Give the data below again exactly as written, without its pictures.

==== ENTRIES SUPPLIED ====

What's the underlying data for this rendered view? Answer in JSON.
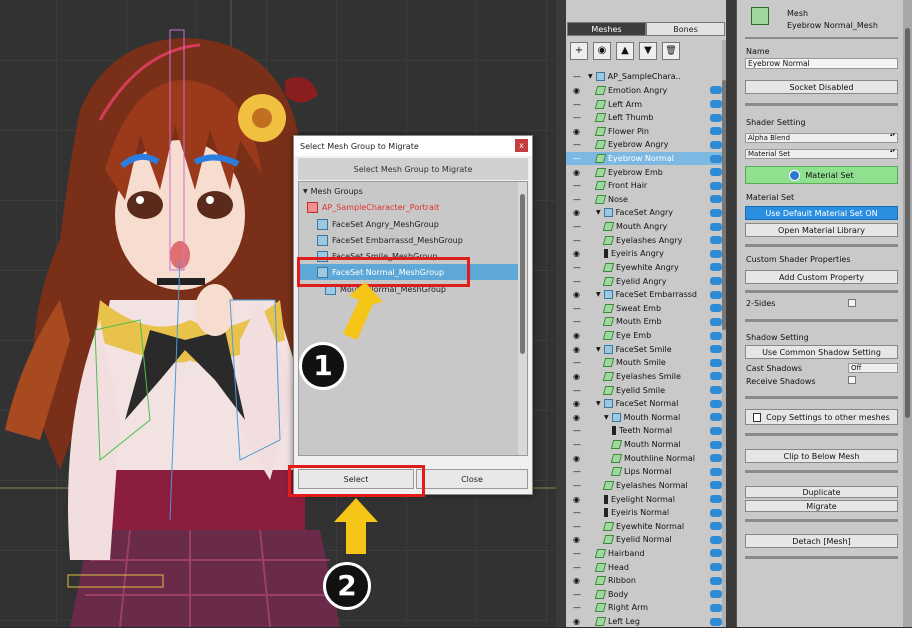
{
  "dialog": {
    "title": "Select Mesh Group to Migrate",
    "close_glyph": "x",
    "subtitle": "Select Mesh Group to Migrate",
    "tree_root": "Mesh Groups",
    "items": [
      {
        "label": "AP_SampleCharacter_Portrait",
        "color": "#e03030"
      },
      {
        "label": "FaceSet Angry_MeshGroup"
      },
      {
        "label": "FaceSet Embarrassd_MeshGroup"
      },
      {
        "label": "FaceSet Smile_MeshGroup"
      },
      {
        "label": "FaceSet Normal_MeshGroup",
        "selected": true
      },
      {
        "label": "Mouth Normal_MeshGroup"
      }
    ],
    "select_label": "Select",
    "close_label": "Close"
  },
  "annotations": {
    "step1": "1",
    "step2": "2",
    "highlight_color": "#e21b1b",
    "arrow_color": "#f5c518"
  },
  "outliner": {
    "tab_meshes": "Meshes",
    "tab_bones": "Bones",
    "toolbar": [
      "+",
      "◉",
      "▲",
      "▼",
      "🗑"
    ],
    "rows": [
      {
        "label": "AP_SampleChara..",
        "type": "root",
        "indent": 0
      },
      {
        "label": "Emotion Angry",
        "type": "mesh",
        "indent": 1
      },
      {
        "label": "Left Arm",
        "type": "mesh",
        "indent": 1
      },
      {
        "label": "Left Thumb",
        "type": "mesh",
        "indent": 1
      },
      {
        "label": "Flower Pin",
        "type": "mesh",
        "indent": 1
      },
      {
        "label": "Eyebrow Angry",
        "type": "mesh",
        "indent": 1
      },
      {
        "label": "Eyebrow Normal",
        "type": "mesh",
        "indent": 1,
        "selected": true
      },
      {
        "label": "Eyebrow Emb",
        "type": "mesh",
        "indent": 1
      },
      {
        "label": "Front Hair",
        "type": "mesh",
        "indent": 1
      },
      {
        "label": "Nose",
        "type": "mesh",
        "indent": 1
      },
      {
        "label": "FaceSet Angry",
        "type": "group",
        "indent": 1
      },
      {
        "label": "Mouth Angry",
        "type": "mesh",
        "indent": 2
      },
      {
        "label": "Eyelashes Angry",
        "type": "mesh",
        "indent": 2
      },
      {
        "label": "Eyeiris Angry",
        "type": "bone",
        "indent": 2
      },
      {
        "label": "Eyewhite Angry",
        "type": "mesh",
        "indent": 2
      },
      {
        "label": "Eyelid Angry",
        "type": "mesh",
        "indent": 2
      },
      {
        "label": "FaceSet Embarrassd",
        "type": "group",
        "indent": 1
      },
      {
        "label": "Sweat Emb",
        "type": "mesh",
        "indent": 2
      },
      {
        "label": "Mouth Emb",
        "type": "mesh",
        "indent": 2
      },
      {
        "label": "Eye Emb",
        "type": "mesh",
        "indent": 2
      },
      {
        "label": "FaceSet Smile",
        "type": "group",
        "indent": 1
      },
      {
        "label": "Mouth Smile",
        "type": "mesh",
        "indent": 2
      },
      {
        "label": "Eyelashes Smile",
        "type": "mesh",
        "indent": 2
      },
      {
        "label": "Eyelid Smile",
        "type": "mesh",
        "indent": 2
      },
      {
        "label": "FaceSet Normal",
        "type": "group",
        "indent": 1
      },
      {
        "label": "Mouth Normal",
        "type": "group",
        "indent": 2
      },
      {
        "label": "Teeth Normal",
        "type": "bone",
        "indent": 3
      },
      {
        "label": "Mouth Normal",
        "type": "mesh",
        "indent": 3
      },
      {
        "label": "Mouthline Normal",
        "type": "mesh",
        "indent": 3
      },
      {
        "label": "Lips Normal",
        "type": "mesh",
        "indent": 3
      },
      {
        "label": "Eyelashes Normal",
        "type": "mesh",
        "indent": 2
      },
      {
        "label": "Eyelight Normal",
        "type": "bone",
        "indent": 2
      },
      {
        "label": "Eyeiris Normal",
        "type": "bone",
        "indent": 2
      },
      {
        "label": "Eyewhite Normal",
        "type": "mesh",
        "indent": 2
      },
      {
        "label": "Eyelid Normal",
        "type": "mesh",
        "indent": 2
      },
      {
        "label": "Hairband",
        "type": "mesh",
        "indent": 1
      },
      {
        "label": "Head",
        "type": "mesh",
        "indent": 1
      },
      {
        "label": "Ribbon",
        "type": "mesh",
        "indent": 1
      },
      {
        "label": "Body",
        "type": "mesh",
        "indent": 1
      },
      {
        "label": "Right Arm",
        "type": "mesh",
        "indent": 1
      },
      {
        "label": "Left Leg",
        "type": "mesh",
        "indent": 1
      }
    ]
  },
  "properties": {
    "header_type": "Mesh",
    "header_name": "Eyebrow Normal_Mesh",
    "name_label": "Name",
    "name_value": "Eyebrow Normal",
    "socket_btn": "Socket Disabled",
    "shader_setting": "Shader Setting",
    "shader_blend": "Alpha Blend",
    "shader_mode": "Material Set",
    "material_set_btn": "Material Set",
    "material_set_label": "Material Set",
    "use_default_btn": "Use Default Material Set ON",
    "open_library_btn": "Open Material Library",
    "custom_shader": "Custom Shader Properties",
    "add_custom_btn": "Add Custom Property",
    "two_sides": "2-Sides",
    "shadow_setting": "Shadow Setting",
    "common_shadow_btn": "Use Common Shadow Setting",
    "cast_shadows": "Cast Shadows",
    "cast_shadows_value": "Off",
    "receive_shadows": "Receive Shadows",
    "copy_settings_btn": "Copy Settings to other meshes",
    "clip_btn": "Clip to Below Mesh",
    "duplicate_btn": "Duplicate",
    "migrate_btn": "Migrate",
    "detach_btn": "Detach [Mesh]"
  }
}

====

> **ANSWER TO THIS TASK**
What's the underlying data for this rendered view? Answer in JSON.
{
  "dialog": {
    "title": "Select Mesh Group to Migrate",
    "close_glyph": "x",
    "subtitle": "Select Mesh Group to Migrate",
    "tree_root": "Mesh Groups",
    "items": [
      {
        "label": "AP_SampleCharacter_Portrait",
        "color": "#e03030"
      },
      {
        "label": "FaceSet Angry_MeshGroup"
      },
      {
        "label": "FaceSet Embarrassd_MeshGroup"
      },
      {
        "label": "FaceSet Smile_MeshGroup"
      },
      {
        "label": "FaceSet Normal_MeshGroup",
        "selected": true
      },
      {
        "label": "Mouth Normal_MeshGroup"
      }
    ],
    "select_label": "Select",
    "close_label": "Close"
  },
  "annotations": {
    "step1": "1",
    "step2": "2",
    "highlight_color": "#e21b1b",
    "arrow_color": "#f5c518"
  },
  "outliner": {
    "tab_meshes": "Meshes",
    "tab_bones": "Bones",
    "toolbar": [
      "+",
      "◉",
      "▲",
      "▼",
      "🗑"
    ],
    "rows": [
      {
        "label": "AP_SampleChara..",
        "type": "root",
        "indent": 0
      },
      {
        "label": "Emotion Angry",
        "type": "mesh",
        "indent": 1
      },
      {
        "label": "Left Arm",
        "type": "mesh",
        "indent": 1
      },
      {
        "label": "Left Thumb",
        "type": "mesh",
        "indent": 1
      },
      {
        "label": "Flower Pin",
        "type": "mesh",
        "indent": 1
      },
      {
        "label": "Eyebrow Angry",
        "type": "mesh",
        "indent": 1
      },
      {
        "label": "Eyebrow Normal",
        "type": "mesh",
        "indent": 1,
        "selected": true
      },
      {
        "label": "Eyebrow Emb",
        "type": "mesh",
        "indent": 1
      },
      {
        "label": "Front Hair",
        "type": "mesh",
        "indent": 1
      },
      {
        "label": "Nose",
        "type": "mesh",
        "indent": 1
      },
      {
        "label": "FaceSet Angry",
        "type": "group",
        "indent": 1
      },
      {
        "label": "Mouth Angry",
        "type": "mesh",
        "indent": 2
      },
      {
        "label": "Eyelashes Angry",
        "type": "mesh",
        "indent": 2
      },
      {
        "label": "Eyeiris Angry",
        "type": "bone",
        "indent": 2
      },
      {
        "label": "Eyewhite Angry",
        "type": "mesh",
        "indent": 2
      },
      {
        "label": "Eyelid Angry",
        "type": "mesh",
        "indent": 2
      },
      {
        "label": "FaceSet Embarrassd",
        "type": "group",
        "indent": 1
      },
      {
        "label": "Sweat Emb",
        "type": "mesh",
        "indent": 2
      },
      {
        "label": "Mouth Emb",
        "type": "mesh",
        "indent": 2
      },
      {
        "label": "Eye Emb",
        "type": "mesh",
        "indent": 2
      },
      {
        "label": "FaceSet Smile",
        "type": "group",
        "indent": 1
      },
      {
        "label": "Mouth Smile",
        "type": "mesh",
        "indent": 2
      },
      {
        "label": "Eyelashes Smile",
        "type": "mesh",
        "indent": 2
      },
      {
        "label": "Eyelid Smile",
        "type": "mesh",
        "indent": 2
      },
      {
        "label": "FaceSet Normal",
        "type": "group",
        "indent": 1
      },
      {
        "label": "Mouth Normal",
        "type": "group",
        "indent": 2
      },
      {
        "label": "Teeth Normal",
        "type": "bone",
        "indent": 3
      },
      {
        "label": "Mouth Normal",
        "type": "mesh",
        "indent": 3
      },
      {
        "label": "Mouthline Normal",
        "type": "mesh",
        "indent": 3
      },
      {
        "label": "Lips Normal",
        "type": "mesh",
        "indent": 3
      },
      {
        "label": "Eyelashes Normal",
        "type": "mesh",
        "indent": 2
      },
      {
        "label": "Eyelight Normal",
        "type": "bone",
        "indent": 2
      },
      {
        "label": "Eyeiris Normal",
        "type": "bone",
        "indent": 2
      },
      {
        "label": "Eyewhite Normal",
        "type": "mesh",
        "indent": 2
      },
      {
        "label": "Eyelid Normal",
        "type": "mesh",
        "indent": 2
      },
      {
        "label": "Hairband",
        "type": "mesh",
        "indent": 1
      },
      {
        "label": "Head",
        "type": "mesh",
        "indent": 1
      },
      {
        "label": "Ribbon",
        "type": "mesh",
        "indent": 1
      },
      {
        "label": "Body",
        "type": "mesh",
        "indent": 1
      },
      {
        "label": "Right Arm",
        "type": "mesh",
        "indent": 1
      },
      {
        "label": "Left Leg",
        "type": "mesh",
        "indent": 1
      }
    ]
  },
  "properties": {
    "header_type": "Mesh",
    "header_name": "Eyebrow Normal_Mesh",
    "name_label": "Name",
    "name_value": "Eyebrow Normal",
    "socket_btn": "Socket Disabled",
    "shader_setting": "Shader Setting",
    "shader_blend": "Alpha Blend",
    "shader_mode": "Material Set",
    "material_set_btn": "Material Set",
    "material_set_label": "Material Set",
    "use_default_btn": "Use Default Material Set ON",
    "open_library_btn": "Open Material Library",
    "custom_shader": "Custom Shader Properties",
    "add_custom_btn": "Add Custom Property",
    "two_sides": "2-Sides",
    "shadow_setting": "Shadow Setting",
    "common_shadow_btn": "Use Common Shadow Setting",
    "cast_shadows": "Cast Shadows",
    "cast_shadows_value": "Off",
    "receive_shadows": "Receive Shadows",
    "copy_settings_btn": "Copy Settings to other meshes",
    "clip_btn": "Clip to Below Mesh",
    "duplicate_btn": "Duplicate",
    "migrate_btn": "Migrate",
    "detach_btn": "Detach [Mesh]"
  }
}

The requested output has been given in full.